What you need to do
Exact reproduction is required for all entries.

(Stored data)
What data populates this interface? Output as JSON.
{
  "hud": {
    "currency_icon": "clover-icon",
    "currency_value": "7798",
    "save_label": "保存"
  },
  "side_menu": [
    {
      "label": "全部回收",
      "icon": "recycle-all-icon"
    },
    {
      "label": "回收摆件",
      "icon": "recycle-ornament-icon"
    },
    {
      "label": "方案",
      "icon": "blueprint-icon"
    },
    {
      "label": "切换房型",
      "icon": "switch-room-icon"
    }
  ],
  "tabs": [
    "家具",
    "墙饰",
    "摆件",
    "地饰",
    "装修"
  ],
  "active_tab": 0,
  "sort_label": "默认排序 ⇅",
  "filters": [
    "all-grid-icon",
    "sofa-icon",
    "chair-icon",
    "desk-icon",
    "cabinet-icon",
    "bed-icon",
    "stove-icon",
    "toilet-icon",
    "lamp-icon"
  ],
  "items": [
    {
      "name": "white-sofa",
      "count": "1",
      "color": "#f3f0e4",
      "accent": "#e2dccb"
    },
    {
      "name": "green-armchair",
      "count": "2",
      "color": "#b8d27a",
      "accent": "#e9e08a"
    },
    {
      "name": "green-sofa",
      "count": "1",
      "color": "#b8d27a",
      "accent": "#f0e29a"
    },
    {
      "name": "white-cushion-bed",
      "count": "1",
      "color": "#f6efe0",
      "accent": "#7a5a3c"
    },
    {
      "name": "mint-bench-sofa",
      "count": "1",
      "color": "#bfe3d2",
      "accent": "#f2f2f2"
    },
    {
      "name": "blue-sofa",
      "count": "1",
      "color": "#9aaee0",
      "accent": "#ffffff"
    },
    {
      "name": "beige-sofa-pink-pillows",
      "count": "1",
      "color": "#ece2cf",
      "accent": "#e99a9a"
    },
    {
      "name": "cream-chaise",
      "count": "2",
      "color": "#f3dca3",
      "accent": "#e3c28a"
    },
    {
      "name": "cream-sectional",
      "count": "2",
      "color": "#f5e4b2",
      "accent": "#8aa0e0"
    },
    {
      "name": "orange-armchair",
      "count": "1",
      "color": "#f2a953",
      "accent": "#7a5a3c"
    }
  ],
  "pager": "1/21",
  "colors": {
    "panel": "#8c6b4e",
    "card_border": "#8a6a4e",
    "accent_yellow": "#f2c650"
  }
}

Solution to this task
What data populates this interface? Output as JSON.
{
  "hud": {
    "currency_icon": "clover-icon",
    "currency_value": "7798",
    "save_label": "保存"
  },
  "side_menu": [
    {
      "label": "全部回收",
      "icon": "recycle-all-icon"
    },
    {
      "label": "回收摆件",
      "icon": "recycle-ornament-icon"
    },
    {
      "label": "方案",
      "icon": "blueprint-icon"
    },
    {
      "label": "切换房型",
      "icon": "switch-room-icon"
    }
  ],
  "tabs": [
    "家具",
    "墙饰",
    "摆件",
    "地饰",
    "装修"
  ],
  "active_tab": 0,
  "sort_label": "默认排序 ⇅",
  "filters": [
    "all-grid-icon",
    "sofa-icon",
    "chair-icon",
    "desk-icon",
    "cabinet-icon",
    "bed-icon",
    "stove-icon",
    "toilet-icon",
    "lamp-icon"
  ],
  "items": [
    {
      "name": "white-sofa",
      "count": "1",
      "color": "#f3f0e4",
      "accent": "#e2dccb"
    },
    {
      "name": "green-armchair",
      "count": "2",
      "color": "#b8d27a",
      "accent": "#e9e08a"
    },
    {
      "name": "green-sofa",
      "count": "1",
      "color": "#b8d27a",
      "accent": "#f0e29a"
    },
    {
      "name": "white-cushion-bed",
      "count": "1",
      "color": "#f6efe0",
      "accent": "#7a5a3c"
    },
    {
      "name": "mint-bench-sofa",
      "count": "1",
      "color": "#bfe3d2",
      "accent": "#f2f2f2"
    },
    {
      "name": "blue-sofa",
      "count": "1",
      "color": "#9aaee0",
      "accent": "#ffffff"
    },
    {
      "name": "beige-sofa-pink-pillows",
      "count": "1",
      "color": "#ece2cf",
      "accent": "#e99a9a"
    },
    {
      "name": "cream-chaise",
      "count": "2",
      "color": "#f3dca3",
      "accent": "#e3c28a"
    },
    {
      "name": "cream-sectional",
      "count": "2",
      "color": "#f5e4b2",
      "accent": "#8aa0e0"
    },
    {
      "name": "orange-armchair",
      "count": "1",
      "color": "#f2a953",
      "accent": "#7a5a3c"
    }
  ],
  "pager": "1/21",
  "colors": {
    "panel": "#8c6b4e",
    "card_border": "#8a6a4e",
    "accent_yellow": "#f2c650"
  }
}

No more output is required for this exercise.